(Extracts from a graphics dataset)
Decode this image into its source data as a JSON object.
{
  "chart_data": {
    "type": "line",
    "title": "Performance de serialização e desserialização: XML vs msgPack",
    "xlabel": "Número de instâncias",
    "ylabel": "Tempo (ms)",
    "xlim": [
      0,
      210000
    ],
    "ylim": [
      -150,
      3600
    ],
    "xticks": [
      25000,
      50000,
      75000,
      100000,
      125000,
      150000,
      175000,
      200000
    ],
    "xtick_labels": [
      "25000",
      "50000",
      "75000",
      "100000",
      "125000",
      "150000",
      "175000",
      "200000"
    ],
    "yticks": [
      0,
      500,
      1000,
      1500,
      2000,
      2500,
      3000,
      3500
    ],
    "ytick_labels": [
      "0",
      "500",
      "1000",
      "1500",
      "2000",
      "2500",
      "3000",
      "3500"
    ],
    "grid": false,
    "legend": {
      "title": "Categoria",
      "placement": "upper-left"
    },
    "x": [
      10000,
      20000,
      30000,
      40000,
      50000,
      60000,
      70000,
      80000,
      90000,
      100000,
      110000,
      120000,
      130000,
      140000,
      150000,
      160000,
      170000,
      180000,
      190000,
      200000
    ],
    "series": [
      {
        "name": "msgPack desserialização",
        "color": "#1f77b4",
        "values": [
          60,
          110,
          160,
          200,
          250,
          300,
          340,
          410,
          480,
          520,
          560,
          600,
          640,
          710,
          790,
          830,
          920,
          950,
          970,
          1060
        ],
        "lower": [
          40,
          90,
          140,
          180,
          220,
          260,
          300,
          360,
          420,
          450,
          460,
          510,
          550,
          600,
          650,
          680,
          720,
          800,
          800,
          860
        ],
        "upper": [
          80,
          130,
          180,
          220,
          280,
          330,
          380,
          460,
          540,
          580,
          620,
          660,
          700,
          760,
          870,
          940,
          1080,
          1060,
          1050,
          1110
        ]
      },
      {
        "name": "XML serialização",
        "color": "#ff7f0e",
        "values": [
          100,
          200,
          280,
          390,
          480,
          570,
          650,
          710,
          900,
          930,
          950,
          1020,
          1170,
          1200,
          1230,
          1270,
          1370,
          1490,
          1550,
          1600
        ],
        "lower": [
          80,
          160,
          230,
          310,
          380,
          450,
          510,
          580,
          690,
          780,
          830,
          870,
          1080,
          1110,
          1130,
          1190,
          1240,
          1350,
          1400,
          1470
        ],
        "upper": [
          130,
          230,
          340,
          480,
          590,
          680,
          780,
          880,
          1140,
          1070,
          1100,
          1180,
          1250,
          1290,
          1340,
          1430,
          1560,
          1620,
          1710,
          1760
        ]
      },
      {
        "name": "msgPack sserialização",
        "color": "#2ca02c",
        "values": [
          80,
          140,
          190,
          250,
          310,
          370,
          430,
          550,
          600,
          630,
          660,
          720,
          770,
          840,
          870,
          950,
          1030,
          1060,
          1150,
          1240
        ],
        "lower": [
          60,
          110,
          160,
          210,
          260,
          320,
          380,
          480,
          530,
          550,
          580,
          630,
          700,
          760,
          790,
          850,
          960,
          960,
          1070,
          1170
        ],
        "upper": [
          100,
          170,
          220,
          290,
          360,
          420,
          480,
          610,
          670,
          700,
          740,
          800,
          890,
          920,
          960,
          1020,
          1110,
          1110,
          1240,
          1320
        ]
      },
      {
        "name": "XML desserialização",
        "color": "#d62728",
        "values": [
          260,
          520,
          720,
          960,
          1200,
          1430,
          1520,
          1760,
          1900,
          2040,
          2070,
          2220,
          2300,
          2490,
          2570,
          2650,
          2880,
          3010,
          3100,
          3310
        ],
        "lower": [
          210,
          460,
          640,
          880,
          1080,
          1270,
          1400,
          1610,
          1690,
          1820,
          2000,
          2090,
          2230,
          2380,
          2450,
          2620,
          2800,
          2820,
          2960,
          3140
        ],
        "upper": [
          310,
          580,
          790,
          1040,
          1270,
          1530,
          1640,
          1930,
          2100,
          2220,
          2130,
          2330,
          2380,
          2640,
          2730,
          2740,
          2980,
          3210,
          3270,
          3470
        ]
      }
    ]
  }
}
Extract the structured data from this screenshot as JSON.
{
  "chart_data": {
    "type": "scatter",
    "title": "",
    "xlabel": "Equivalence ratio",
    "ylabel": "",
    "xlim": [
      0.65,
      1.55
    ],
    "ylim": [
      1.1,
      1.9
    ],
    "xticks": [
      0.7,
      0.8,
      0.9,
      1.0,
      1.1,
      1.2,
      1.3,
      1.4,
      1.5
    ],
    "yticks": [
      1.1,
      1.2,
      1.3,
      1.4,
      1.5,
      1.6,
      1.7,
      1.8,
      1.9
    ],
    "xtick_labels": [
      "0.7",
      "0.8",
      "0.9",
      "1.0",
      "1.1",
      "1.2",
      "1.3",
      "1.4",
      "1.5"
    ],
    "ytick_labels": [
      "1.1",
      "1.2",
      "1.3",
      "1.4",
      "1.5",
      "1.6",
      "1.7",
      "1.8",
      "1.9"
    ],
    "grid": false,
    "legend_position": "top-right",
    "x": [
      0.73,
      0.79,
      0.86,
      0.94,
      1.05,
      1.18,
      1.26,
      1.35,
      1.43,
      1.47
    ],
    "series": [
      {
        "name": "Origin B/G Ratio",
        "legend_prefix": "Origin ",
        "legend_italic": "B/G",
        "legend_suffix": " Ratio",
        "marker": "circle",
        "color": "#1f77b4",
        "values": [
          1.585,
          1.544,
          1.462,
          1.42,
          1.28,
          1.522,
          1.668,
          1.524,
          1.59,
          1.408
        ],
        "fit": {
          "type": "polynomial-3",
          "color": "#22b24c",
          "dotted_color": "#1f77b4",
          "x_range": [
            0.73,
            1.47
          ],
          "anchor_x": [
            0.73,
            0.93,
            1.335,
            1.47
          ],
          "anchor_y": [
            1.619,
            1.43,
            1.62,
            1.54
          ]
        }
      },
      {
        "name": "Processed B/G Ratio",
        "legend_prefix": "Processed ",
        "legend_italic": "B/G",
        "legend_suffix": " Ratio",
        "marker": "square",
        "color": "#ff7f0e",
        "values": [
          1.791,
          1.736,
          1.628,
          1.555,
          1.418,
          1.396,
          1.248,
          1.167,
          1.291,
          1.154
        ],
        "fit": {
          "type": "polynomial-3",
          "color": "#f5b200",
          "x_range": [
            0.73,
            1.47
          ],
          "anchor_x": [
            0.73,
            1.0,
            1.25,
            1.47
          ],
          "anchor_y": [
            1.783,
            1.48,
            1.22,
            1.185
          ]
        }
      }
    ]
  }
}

# DIRECTIVE
Every line above should be written out again exactly as it stands.

# ANSWER TO THE EXERCISE
Decode this image into its source data as a JSON object.
{
  "chart_data": {
    "type": "line",
    "title": "Performance de serialização e desserialização: XML vs msgPack",
    "xlabel": "Número de instâncias",
    "ylabel": "Tempo (ms)",
    "xlim": [
      0,
      210000
    ],
    "ylim": [
      -150,
      3600
    ],
    "xticks": [
      25000,
      50000,
      75000,
      100000,
      125000,
      150000,
      175000,
      200000
    ],
    "xtick_labels": [
      "25000",
      "50000",
      "75000",
      "100000",
      "125000",
      "150000",
      "175000",
      "200000"
    ],
    "yticks": [
      0,
      500,
      1000,
      1500,
      2000,
      2500,
      3000,
      3500
    ],
    "ytick_labels": [
      "0",
      "500",
      "1000",
      "1500",
      "2000",
      "2500",
      "3000",
      "3500"
    ],
    "grid": false,
    "legend": {
      "title": "Categoria",
      "placement": "upper-left"
    },
    "x": [
      10000,
      20000,
      30000,
      40000,
      50000,
      60000,
      70000,
      80000,
      90000,
      100000,
      110000,
      120000,
      130000,
      140000,
      150000,
      160000,
      170000,
      180000,
      190000,
      200000
    ],
    "series": [
      {
        "name": "msgPack desserialização",
        "color": "#1f77b4",
        "values": [
          60,
          110,
          160,
          200,
          250,
          300,
          340,
          410,
          480,
          520,
          560,
          600,
          640,
          710,
          790,
          830,
          920,
          950,
          970,
          1060
        ],
        "lower": [
          40,
          90,
          140,
          180,
          220,
          260,
          300,
          360,
          420,
          450,
          460,
          510,
          550,
          600,
          650,
          680,
          720,
          800,
          800,
          860
        ],
        "upper": [
          80,
          130,
          180,
          220,
          280,
          330,
          380,
          460,
          540,
          580,
          620,
          660,
          700,
          760,
          870,
          940,
          1080,
          1060,
          1050,
          1110
        ]
      },
      {
        "name": "XML serialização",
        "color": "#ff7f0e",
        "values": [
          100,
          200,
          280,
          390,
          480,
          570,
          650,
          710,
          900,
          930,
          950,
          1020,
          1170,
          1200,
          1230,
          1270,
          1370,
          1490,
          1550,
          1600
        ],
        "lower": [
          80,
          160,
          230,
          310,
          380,
          450,
          510,
          580,
          690,
          780,
          830,
          870,
          1080,
          1110,
          1130,
          1190,
          1240,
          1350,
          1400,
          1470
        ],
        "upper": [
          130,
          230,
          340,
          480,
          590,
          680,
          780,
          880,
          1140,
          1070,
          1100,
          1180,
          1250,
          1290,
          1340,
          1430,
          1560,
          1620,
          1710,
          1760
        ]
      },
      {
        "name": "msgPack sserialização",
        "color": "#2ca02c",
        "values": [
          80,
          140,
          190,
          250,
          310,
          370,
          430,
          550,
          600,
          630,
          660,
          720,
          770,
          840,
          870,
          950,
          1030,
          1060,
          1150,
          1240
        ],
        "lower": [
          60,
          110,
          160,
          210,
          260,
          320,
          380,
          480,
          530,
          550,
          580,
          630,
          700,
          760,
          790,
          850,
          960,
          960,
          1070,
          1170
        ],
        "upper": [
          100,
          170,
          220,
          290,
          360,
          420,
          480,
          610,
          670,
          700,
          740,
          800,
          890,
          920,
          960,
          1020,
          1110,
          1110,
          1240,
          1320
        ]
      },
      {
        "name": "XML desserialização",
        "color": "#d62728",
        "values": [
          260,
          520,
          720,
          960,
          1200,
          1430,
          1520,
          1760,
          1900,
          2040,
          2070,
          2220,
          2300,
          2490,
          2570,
          2650,
          2880,
          3010,
          3100,
          3310
        ],
        "lower": [
          210,
          460,
          640,
          880,
          1080,
          1270,
          1400,
          1610,
          1690,
          1820,
          2000,
          2090,
          2230,
          2380,
          2450,
          2620,
          2800,
          2820,
          2960,
          3140
        ],
        "upper": [
          310,
          580,
          790,
          1040,
          1270,
          1530,
          1640,
          1930,
          2100,
          2220,
          2130,
          2330,
          2380,
          2640,
          2730,
          2740,
          2980,
          3210,
          3270,
          3470
        ]
      }
    ]
  }
}
Extract the structured data from this screenshot as JSON.
{
  "chart_data": {
    "type": "scatter",
    "title": "",
    "xlabel": "Equivalence ratio",
    "ylabel": "",
    "xlim": [
      0.65,
      1.55
    ],
    "ylim": [
      1.1,
      1.9
    ],
    "xticks": [
      0.7,
      0.8,
      0.9,
      1.0,
      1.1,
      1.2,
      1.3,
      1.4,
      1.5
    ],
    "yticks": [
      1.1,
      1.2,
      1.3,
      1.4,
      1.5,
      1.6,
      1.7,
      1.8,
      1.9
    ],
    "xtick_labels": [
      "0.7",
      "0.8",
      "0.9",
      "1.0",
      "1.1",
      "1.2",
      "1.3",
      "1.4",
      "1.5"
    ],
    "ytick_labels": [
      "1.1",
      "1.2",
      "1.3",
      "1.4",
      "1.5",
      "1.6",
      "1.7",
      "1.8",
      "1.9"
    ],
    "grid": false,
    "legend_position": "top-right",
    "x": [
      0.73,
      0.79,
      0.86,
      0.94,
      1.05,
      1.18,
      1.26,
      1.35,
      1.43,
      1.47
    ],
    "series": [
      {
        "name": "Origin B/G Ratio",
        "legend_prefix": "Origin ",
        "legend_italic": "B/G",
        "legend_suffix": " Ratio",
        "marker": "circle",
        "color": "#1f77b4",
        "values": [
          1.585,
          1.544,
          1.462,
          1.42,
          1.28,
          1.522,
          1.668,
          1.524,
          1.59,
          1.408
        ],
        "fit": {
          "type": "polynomial-3",
          "color": "#22b24c",
          "dotted_color": "#1f77b4",
          "x_range": [
            0.73,
            1.47
          ],
          "anchor_x": [
            0.73,
            0.93,
            1.335,
            1.47
          ],
          "anchor_y": [
            1.619,
            1.43,
            1.62,
            1.54
          ]
        }
      },
      {
        "name": "Processed B/G Ratio",
        "legend_prefix": "Processed ",
        "legend_italic": "B/G",
        "legend_suffix": " Ratio",
        "marker": "square",
        "color": "#ff7f0e",
        "values": [
          1.791,
          1.736,
          1.628,
          1.555,
          1.418,
          1.396,
          1.248,
          1.167,
          1.291,
          1.154
        ],
        "fit": {
          "type": "polynomial-3",
          "color": "#f5b200",
          "x_range": [
            0.73,
            1.47
          ],
          "anchor_x": [
            0.73,
            1.0,
            1.25,
            1.47
          ],
          "anchor_y": [
            1.783,
            1.48,
            1.22,
            1.185
          ]
        }
      }
    ]
  }
}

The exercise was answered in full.